Source data:
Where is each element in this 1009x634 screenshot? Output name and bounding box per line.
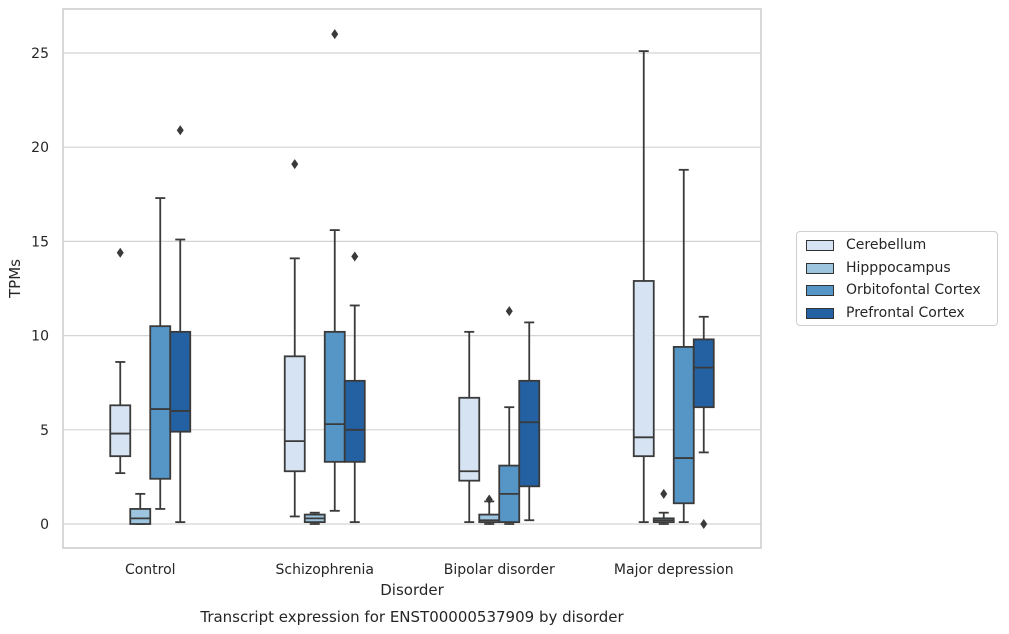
legend-swatch-cerebellum (806, 239, 834, 251)
y-tick-label: 10 (31, 329, 49, 345)
outlier-point (485, 494, 493, 505)
legend-label: Cerebellum (846, 237, 927, 253)
box-series (109, 29, 715, 529)
y-tick-label: 15 (31, 234, 49, 250)
outlier-point (700, 519, 708, 529)
box-schizophrenia (323, 29, 346, 512)
box-iqr (129, 508, 152, 525)
x-tick-label: Bipolar disorder (444, 562, 555, 578)
series-hipppocampus (129, 488, 675, 525)
x-tick-label: Schizophrenia (276, 562, 374, 578)
box-control (109, 247, 132, 475)
series-cerebellum (109, 50, 655, 524)
legend-item-cerebellum: Cerebellum (806, 236, 926, 254)
box-iqr (518, 379, 541, 488)
x-tick-labels: Control Schizophrenia Bipolar disorder Majo… (125, 562, 734, 578)
outlier-point (116, 247, 124, 258)
legend-label: Prefrontal Cortex (846, 305, 965, 321)
box-major-depression (672, 168, 695, 524)
x-tick-label: Major depression (614, 562, 734, 578)
legend-swatch-prefrontal-cortex (806, 307, 834, 319)
box-iqr (672, 346, 695, 505)
box-iqr (169, 330, 192, 433)
box-iqr (692, 338, 715, 409)
box-schizophrenia (283, 159, 306, 518)
box-bipolar-disorder (478, 494, 501, 525)
box-bipolar-disorder (518, 321, 541, 522)
x-axis-label: Disorder (380, 581, 444, 599)
box-major-depression (652, 488, 675, 525)
legend-item-prefrontal-cortex: Prefrontal Cortex (806, 304, 965, 322)
plot-frame (62, 8, 762, 549)
box-bipolar-disorder (498, 306, 521, 525)
box-iqr (632, 280, 655, 458)
legend: Cerebellum Hipppocampus Orbitofontal Cor… (796, 231, 998, 326)
legend-label: Orbitofontal Cortex (846, 282, 981, 298)
box-major-depression (692, 315, 715, 529)
legend-label: Hipppocampus (846, 260, 951, 276)
series-orbitofontal-cortex (149, 29, 695, 525)
outlier-point (660, 488, 668, 499)
legend-swatch-orbitofontal-cortex (806, 284, 834, 296)
y-tick-label: 25 (31, 46, 49, 62)
legend-item-hipppocampus: Hipppocampus (806, 259, 951, 277)
box-schizophrenia (303, 511, 326, 525)
y-tick-label: 20 (31, 140, 49, 156)
outlier-point (176, 125, 184, 136)
box-bipolar-disorder (458, 330, 481, 524)
outlier-point (291, 159, 299, 170)
box-major-depression (632, 50, 655, 524)
legend-swatch-hipppocampus (806, 262, 834, 274)
y-axis-label: TPMs (6, 259, 24, 299)
box-control (149, 197, 172, 510)
outlier-point (351, 251, 359, 262)
x-tick-label: Control (125, 562, 176, 578)
box-schizophrenia (343, 251, 366, 524)
outlier-point (505, 306, 513, 317)
box-iqr (283, 355, 306, 473)
box-control (169, 125, 192, 524)
outlier-point (331, 29, 339, 40)
box-iqr (109, 404, 132, 458)
y-tick-label: 0 (40, 517, 49, 533)
box-iqr (149, 325, 172, 480)
series-prefrontal-cortex (169, 125, 715, 529)
box-control (129, 492, 152, 525)
box-iqr (458, 396, 481, 482)
box-iqr (343, 379, 366, 463)
box-iqr (323, 330, 346, 463)
y-tick-label: 5 (40, 423, 49, 439)
chart-title: Transcript expression for ENST0000053790… (199, 608, 624, 626)
legend-item-orbitofontal-cortex: Orbitofontal Cortex (806, 281, 981, 299)
y-tick-labels: 0 5 10 15 20 25 (31, 46, 49, 533)
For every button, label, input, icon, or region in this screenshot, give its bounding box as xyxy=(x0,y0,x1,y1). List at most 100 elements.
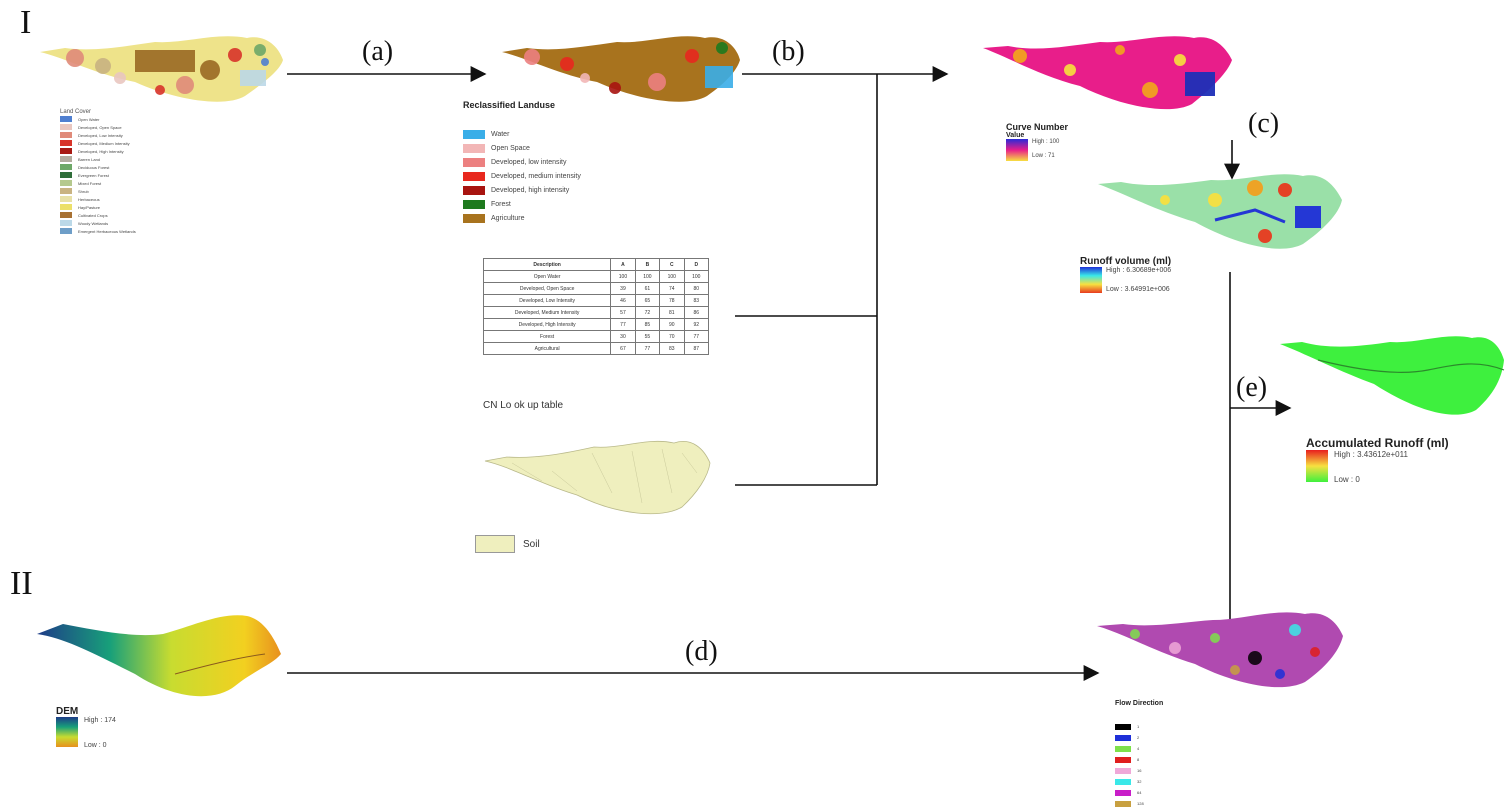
curve-number-high: High : 100 xyxy=(1032,139,1060,145)
legend-swatch xyxy=(1115,756,1131,763)
table-cell: Developed, Low Intensity xyxy=(482,294,612,307)
dem-legend: DEM High : 174 Low : 0 xyxy=(56,706,116,749)
table-cell: 67 xyxy=(610,342,636,355)
dem-map xyxy=(37,615,281,697)
legend-item: Shrub xyxy=(60,187,136,195)
table-cell: 81 xyxy=(659,306,685,319)
legend-swatch xyxy=(463,199,485,209)
soil-map xyxy=(484,440,711,515)
legend-item: 2 xyxy=(1115,732,1163,743)
cn-table-header: A xyxy=(610,258,636,271)
cn-table-caption: CN Lo ok up table xyxy=(483,400,564,411)
step-label-b: (b) xyxy=(772,36,805,67)
table-row: Developed, Medium Intensity 57 72 81 86 xyxy=(482,306,710,319)
table-cell: 77 xyxy=(610,318,636,331)
table-cell: 90 xyxy=(659,318,685,331)
legend-label: Forest xyxy=(491,200,511,208)
cn-lookup-table: Description A B C D Open Water 100 100 100 100 De… xyxy=(482,258,710,355)
legend-item: Developed, Medium Intensity xyxy=(60,139,136,147)
legend-label: 32 xyxy=(1137,779,1142,784)
legend-swatch xyxy=(60,156,72,162)
legend-item: Developed, Low Intensity xyxy=(60,131,136,139)
soil-swatch xyxy=(475,535,515,553)
curve-number-title: Curve Number xyxy=(1006,122,1069,132)
legend-swatch xyxy=(463,185,485,195)
table-cell: 72 xyxy=(634,306,661,319)
cn-table-header: D xyxy=(683,258,710,271)
legend-item: 16 xyxy=(1115,765,1163,776)
runoff-volume-map xyxy=(1098,174,1342,249)
legend-item: Water xyxy=(463,127,581,141)
reclassified-landuse-map xyxy=(502,36,740,102)
legend-label: 16 xyxy=(1137,768,1142,773)
legend-item: Cultivated Crops xyxy=(60,211,136,219)
table-row: Agricultural 67 77 83 87 xyxy=(482,342,710,355)
accumulated-runoff-gradient xyxy=(1306,450,1328,482)
curve-number-legend: Curve Number Value High : 100 Low : 71 xyxy=(1006,122,1068,161)
table-cell: 30 xyxy=(610,330,636,343)
legend-label: 2 xyxy=(1137,735,1140,740)
legend-label: Agriculture xyxy=(491,214,525,222)
table-cell: 74 xyxy=(659,282,685,295)
accumulated-runoff-high: High : 3.43612e+011 xyxy=(1334,450,1408,459)
legend-label: Developed, Low Intensity xyxy=(78,132,123,138)
table-cell: 100 xyxy=(659,270,685,283)
legend-swatch xyxy=(463,171,485,181)
table-cell: 77 xyxy=(634,342,661,355)
legend-label: Shrub xyxy=(78,188,89,194)
legend-item: Agriculture xyxy=(463,211,581,225)
legend-swatch xyxy=(60,180,72,186)
accumulated-runoff-title: Accumulated Runoff (ml) xyxy=(1306,436,1449,450)
table-cell: 80 xyxy=(683,282,710,295)
curve-number-low: Low : 71 xyxy=(1032,153,1055,159)
dem-high: High : 174 xyxy=(84,717,116,724)
legend-label: 128 xyxy=(1137,801,1144,806)
step-label-a: (a) xyxy=(362,36,394,67)
legend-swatch xyxy=(1115,723,1131,730)
legend-label: 8 xyxy=(1137,757,1140,762)
legend-label: 1 xyxy=(1137,724,1140,729)
dem-gradient xyxy=(56,717,78,747)
accumulated-runoff-map xyxy=(1280,336,1505,415)
legend-item: Developed, High Intensity xyxy=(60,147,136,155)
table-cell: 83 xyxy=(659,342,685,355)
legend-label: 4 xyxy=(1137,746,1140,751)
table-row: Forest 30 55 70 77 xyxy=(482,330,710,343)
table-cell: Developed, High Intensity xyxy=(482,318,612,331)
legend-swatch xyxy=(60,116,72,122)
dem-title: DEM xyxy=(56,706,79,717)
table-cell: 39 xyxy=(610,282,636,295)
table-cell: 70 xyxy=(659,330,685,343)
table-cell: Open Water xyxy=(482,270,612,283)
legend-label: Woody Wetlands xyxy=(78,220,109,226)
legend-swatch xyxy=(463,143,485,153)
legend-label: Deciduous Forest xyxy=(78,164,110,170)
table-cell: Forest xyxy=(482,330,612,343)
legend-swatch xyxy=(463,129,485,139)
table-cell: 100 xyxy=(683,270,710,283)
table-row: Developed, High Intensity 77 85 90 92 xyxy=(482,318,710,331)
legend-label: Developed, medium intensity xyxy=(491,172,581,180)
runoff-volume-legend: Runoff volume (ml) High : 6.30689e+006 L… xyxy=(1080,256,1171,293)
legend-item: Barren Land xyxy=(60,155,136,163)
runoff-volume-gradient xyxy=(1080,267,1102,293)
legend-item: Developed, high intensity xyxy=(463,183,581,197)
table-cell: 55 xyxy=(634,330,661,343)
legend-swatch xyxy=(60,228,72,234)
legend-label: Developed, High Intensity xyxy=(78,148,124,154)
table-cell: 77 xyxy=(683,330,710,343)
legend-swatch xyxy=(60,220,72,226)
reclassified-legend-title: Reclassified Landuse xyxy=(463,100,556,110)
legend-label: Developed, Open Space xyxy=(78,124,122,130)
legend-label: Evergreen Forest xyxy=(78,172,109,178)
legend-swatch xyxy=(60,172,72,178)
legend-label: Herbaceous xyxy=(78,196,100,202)
step-label-c: (c) xyxy=(1248,108,1280,139)
legend-item: 64 xyxy=(1115,787,1163,798)
legend-item: 1 xyxy=(1115,721,1163,732)
legend-swatch xyxy=(60,164,72,170)
legend-swatch xyxy=(60,212,72,218)
legend-item: Woody Wetlands xyxy=(60,219,136,227)
dem-low: Low : 0 xyxy=(84,742,107,749)
flow-direction-title: Flow Direction xyxy=(1115,700,1164,707)
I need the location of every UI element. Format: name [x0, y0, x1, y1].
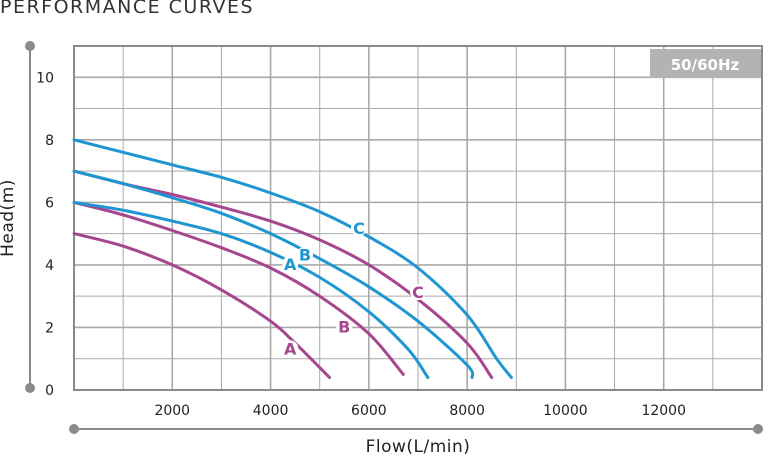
y-tick-label: 0 — [45, 383, 54, 399]
plot-frame — [73, 45, 763, 391]
x-axis-title: Flow(L/min) — [366, 437, 471, 457]
curve-blue-B — [72, 169, 475, 379]
y-axis-decoration — [25, 41, 35, 393]
curve-label-purple-A: A — [284, 339, 297, 358]
page-title: PERFORMANCE CURVES — [0, 0, 255, 18]
curve-label-background — [336, 318, 353, 335]
curve-blue-A — [72, 200, 430, 379]
x-tick-label: 4000 — [253, 403, 289, 419]
grid-layer — [74, 46, 762, 390]
curve-label-blue-A: A — [284, 255, 297, 274]
y-axis-title: Head(m) — [0, 179, 18, 257]
x-tick-label: 10000 — [543, 403, 588, 419]
badge: 50/60Hz — [650, 49, 761, 78]
curve-blue-C — [72, 138, 513, 379]
y-tick-label: 2 — [45, 320, 54, 336]
x-tick-label: 12000 — [641, 403, 686, 419]
curve-label-blue-C: C — [353, 219, 365, 238]
x-tick-label: 8000 — [449, 403, 485, 419]
x-tick-labels: 2000 4000 6000 8000 10000 12000 — [154, 403, 686, 419]
curve-label-background — [296, 246, 313, 263]
y-axis-dot-top — [25, 41, 35, 51]
curve-label-purple-B: B — [338, 317, 350, 336]
curve-label-background — [282, 255, 299, 272]
y-tick-label: 4 — [45, 258, 54, 274]
badge-background — [650, 49, 761, 78]
curve-label-background — [410, 284, 426, 301]
curve-purple-B — [72, 200, 405, 376]
x-axis-dot-left — [69, 424, 79, 434]
y-tick-label: 6 — [45, 195, 54, 211]
x-tick-label: 6000 — [351, 403, 387, 419]
x-axis-dot-right — [753, 424, 763, 434]
y-axis-dot-bottom — [25, 383, 35, 393]
y-tick-labels: 0 2 4 6 8 10 — [36, 70, 54, 399]
y-tick-label: 8 — [45, 133, 54, 149]
curve-label-background — [351, 219, 368, 236]
curve-label-background — [282, 340, 299, 357]
badge-text: 50/60Hz — [671, 56, 740, 74]
x-tick-label: 2000 — [154, 403, 190, 419]
curve-label-blue-B: B — [299, 246, 311, 265]
x-axis-decoration — [69, 424, 763, 434]
y-tick-label: 10 — [36, 70, 54, 86]
curve-label-purple-C: C — [412, 283, 424, 302]
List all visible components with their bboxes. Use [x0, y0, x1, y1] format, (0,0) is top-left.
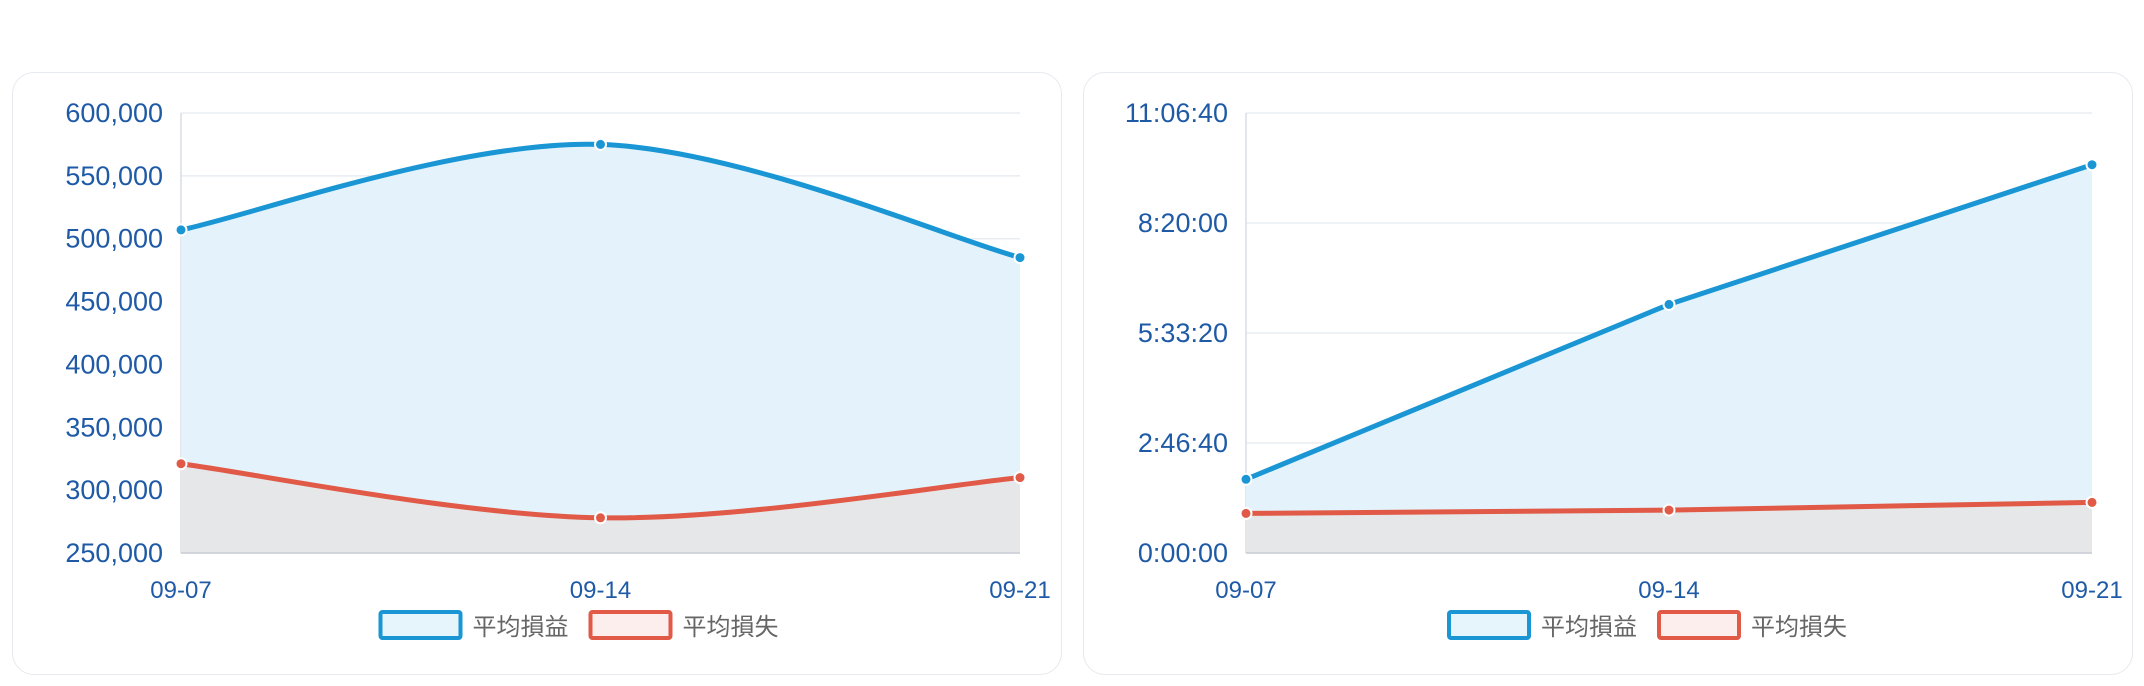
right-area-series-0: [1246, 164, 2092, 553]
right-data-point[interactable]: [1662, 297, 1676, 311]
right-data-point[interactable]: [2085, 495, 2099, 509]
right-area-series-1: [1246, 502, 2092, 553]
left-y-tick-label: 350,000: [65, 412, 163, 442]
right-x-tick-label: 09-14: [1638, 577, 1699, 604]
left-area-series-0: [181, 144, 1020, 553]
right-legend-label-1[interactable]: 平均損失: [1751, 614, 1847, 641]
chart-panel-left: 250,000 300,000 350,000 400,000 450,000 500,0…: [12, 72, 1062, 675]
right-data-point[interactable]: [1662, 503, 1676, 517]
left-legend-label-1[interactable]: 平均損失: [683, 614, 779, 641]
left-legend-label-0[interactable]: 平均損益: [473, 614, 569, 641]
chart-panel-right: 0:00:00 2:46:40 5:33:20 8:20:00 11:06:40 09-0…: [1083, 72, 2133, 675]
right-data-point[interactable]: [1239, 506, 1253, 520]
right-legend-swatch-1[interactable]: [1657, 610, 1741, 640]
left-data-point[interactable]: [174, 457, 188, 471]
left-legend-swatch-1[interactable]: [588, 610, 673, 640]
left-data-point[interactable]: [1013, 471, 1027, 485]
right-y-tick-label: 5:33:20: [1138, 318, 1228, 348]
right-x-tick-label: 09-21: [2061, 577, 2122, 604]
left-x-tick-label: 09-07: [150, 577, 211, 604]
left-y-tick-label: 600,000: [65, 98, 163, 128]
right-legend-swatch-0[interactable]: [1447, 610, 1531, 640]
right-x-tick-label: 09-07: [1215, 577, 1276, 604]
right-y-tick-label: 11:06:40: [1125, 98, 1228, 128]
left-y-tick-label: 300,000: [65, 475, 163, 505]
right-y-tick-label: 0:00:00: [1138, 538, 1228, 568]
left-data-point[interactable]: [594, 511, 607, 525]
left-y-tick-label: 250,000: [65, 538, 163, 568]
left-y-tick-label: 400,000: [65, 349, 163, 379]
left-y-tick-label: 550,000: [65, 161, 163, 191]
left-x-tick-label: 09-21: [989, 577, 1050, 604]
chart-right: 0:00:00 2:46:40 5:33:20 8:20:00 11:06:40 09-0…: [1125, 98, 2123, 641]
right-data-point[interactable]: [2085, 158, 2099, 172]
left-y-tick-label: 450,000: [65, 287, 163, 317]
left-area-series-1: [181, 463, 1020, 553]
chart-left: 250,000 300,000 350,000 400,000 450,000 500,0…: [65, 98, 1050, 641]
right-legend-label-0[interactable]: 平均損益: [1541, 614, 1637, 641]
left-x-tick-label: 09-14: [570, 577, 631, 604]
left-data-point[interactable]: [1013, 251, 1027, 265]
right-data-point[interactable]: [1239, 472, 1253, 486]
right-y-tick-label: 8:20:00: [1138, 208, 1228, 238]
left-legend-swatch-0[interactable]: [378, 610, 463, 640]
left-y-tick-label: 500,000: [65, 224, 163, 254]
left-data-point[interactable]: [594, 137, 607, 151]
right-y-tick-label: 2:46:40: [1138, 428, 1228, 458]
left-data-point[interactable]: [174, 223, 188, 237]
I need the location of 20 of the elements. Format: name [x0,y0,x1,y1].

» Exercise brief
Edit the items starting at the line that contains "y-tick-label: 0 — [45, 383, 54, 399]" and ending at the line that contains "curve-label-blue-C: C — [353, 219, 365, 238]", changing "y-tick-label" to "y-axis-tick-label" and keeping everything else the same. Return only those lines.

» Task response
y-axis-tick-label: 0 — [45, 383, 54, 399]
plot-frame — [73, 45, 763, 391]
x-axis-title: Flow(L/min) — [366, 437, 471, 457]
curve-blue-B — [72, 169, 475, 379]
y-axis-decoration — [25, 41, 35, 393]
curve-label-purple-A: A — [284, 339, 297, 358]
page-title: PERFORMANCE CURVES — [0, 0, 255, 18]
curve-label-background — [336, 318, 353, 335]
curve-blue-A — [72, 200, 430, 379]
x-tick-label: 4000 — [253, 403, 289, 419]
grid-layer — [74, 46, 762, 390]
curve-label-blue-A: A — [284, 255, 297, 274]
y-axis-title: Head(m) — [0, 179, 18, 257]
x-tick-label: 10000 — [543, 403, 588, 419]
badge: 50/60Hz — [650, 49, 761, 78]
curve-blue-C — [72, 138, 513, 379]
y-axis-tick-label: 2 — [45, 320, 54, 336]
x-tick-label: 12000 — [641, 403, 686, 419]
curve-label-blue-C: C — [353, 219, 365, 238]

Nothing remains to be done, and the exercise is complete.